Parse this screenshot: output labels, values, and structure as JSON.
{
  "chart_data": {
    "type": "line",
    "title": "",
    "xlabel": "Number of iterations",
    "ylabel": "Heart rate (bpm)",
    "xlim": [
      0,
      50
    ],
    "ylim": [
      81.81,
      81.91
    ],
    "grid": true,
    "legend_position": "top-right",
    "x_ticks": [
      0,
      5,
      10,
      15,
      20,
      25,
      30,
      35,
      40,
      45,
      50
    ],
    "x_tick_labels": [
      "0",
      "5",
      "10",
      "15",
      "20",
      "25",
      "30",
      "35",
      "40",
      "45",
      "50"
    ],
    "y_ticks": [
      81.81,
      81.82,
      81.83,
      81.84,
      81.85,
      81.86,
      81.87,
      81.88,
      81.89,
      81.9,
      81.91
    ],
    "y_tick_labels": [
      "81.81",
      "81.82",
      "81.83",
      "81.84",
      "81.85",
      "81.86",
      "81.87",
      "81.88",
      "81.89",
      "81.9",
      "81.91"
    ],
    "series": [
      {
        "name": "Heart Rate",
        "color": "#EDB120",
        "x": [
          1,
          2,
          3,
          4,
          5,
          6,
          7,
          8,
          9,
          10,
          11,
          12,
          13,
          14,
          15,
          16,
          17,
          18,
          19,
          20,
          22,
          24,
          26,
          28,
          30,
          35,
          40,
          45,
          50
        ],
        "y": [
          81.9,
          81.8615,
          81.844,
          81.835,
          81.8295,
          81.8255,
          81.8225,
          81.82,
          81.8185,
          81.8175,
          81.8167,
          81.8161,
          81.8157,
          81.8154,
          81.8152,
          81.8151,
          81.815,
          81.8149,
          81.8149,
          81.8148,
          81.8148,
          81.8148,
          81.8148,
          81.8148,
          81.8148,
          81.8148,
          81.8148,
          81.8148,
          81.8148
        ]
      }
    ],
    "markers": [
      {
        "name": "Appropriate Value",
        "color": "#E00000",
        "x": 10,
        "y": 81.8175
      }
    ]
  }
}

######

TASK STATEMENT: From the records above, extract everything verbatim.

WORKED ANSWER:
Parse this screenshot: output labels, values, and structure as JSON.
{
  "chart_data": {
    "type": "line",
    "title": "",
    "xlabel": "Number of iterations",
    "ylabel": "Heart rate (bpm)",
    "xlim": [
      0,
      50
    ],
    "ylim": [
      81.81,
      81.91
    ],
    "grid": true,
    "legend_position": "top-right",
    "x_ticks": [
      0,
      5,
      10,
      15,
      20,
      25,
      30,
      35,
      40,
      45,
      50
    ],
    "x_tick_labels": [
      "0",
      "5",
      "10",
      "15",
      "20",
      "25",
      "30",
      "35",
      "40",
      "45",
      "50"
    ],
    "y_ticks": [
      81.81,
      81.82,
      81.83,
      81.84,
      81.85,
      81.86,
      81.87,
      81.88,
      81.89,
      81.9,
      81.91
    ],
    "y_tick_labels": [
      "81.81",
      "81.82",
      "81.83",
      "81.84",
      "81.85",
      "81.86",
      "81.87",
      "81.88",
      "81.89",
      "81.9",
      "81.91"
    ],
    "series": [
      {
        "name": "Heart Rate",
        "color": "#EDB120",
        "x": [
          1,
          2,
          3,
          4,
          5,
          6,
          7,
          8,
          9,
          10,
          11,
          12,
          13,
          14,
          15,
          16,
          17,
          18,
          19,
          20,
          22,
          24,
          26,
          28,
          30,
          35,
          40,
          45,
          50
        ],
        "y": [
          81.9,
          81.8615,
          81.844,
          81.835,
          81.8295,
          81.8255,
          81.8225,
          81.82,
          81.8185,
          81.8175,
          81.8167,
          81.8161,
          81.8157,
          81.8154,
          81.8152,
          81.8151,
          81.815,
          81.8149,
          81.8149,
          81.8148,
          81.8148,
          81.8148,
          81.8148,
          81.8148,
          81.8148,
          81.8148,
          81.8148,
          81.8148,
          81.8148
        ]
      }
    ],
    "markers": [
      {
        "name": "Appropriate Value",
        "color": "#E00000",
        "x": 10,
        "y": 81.8175
      }
    ]
  }
}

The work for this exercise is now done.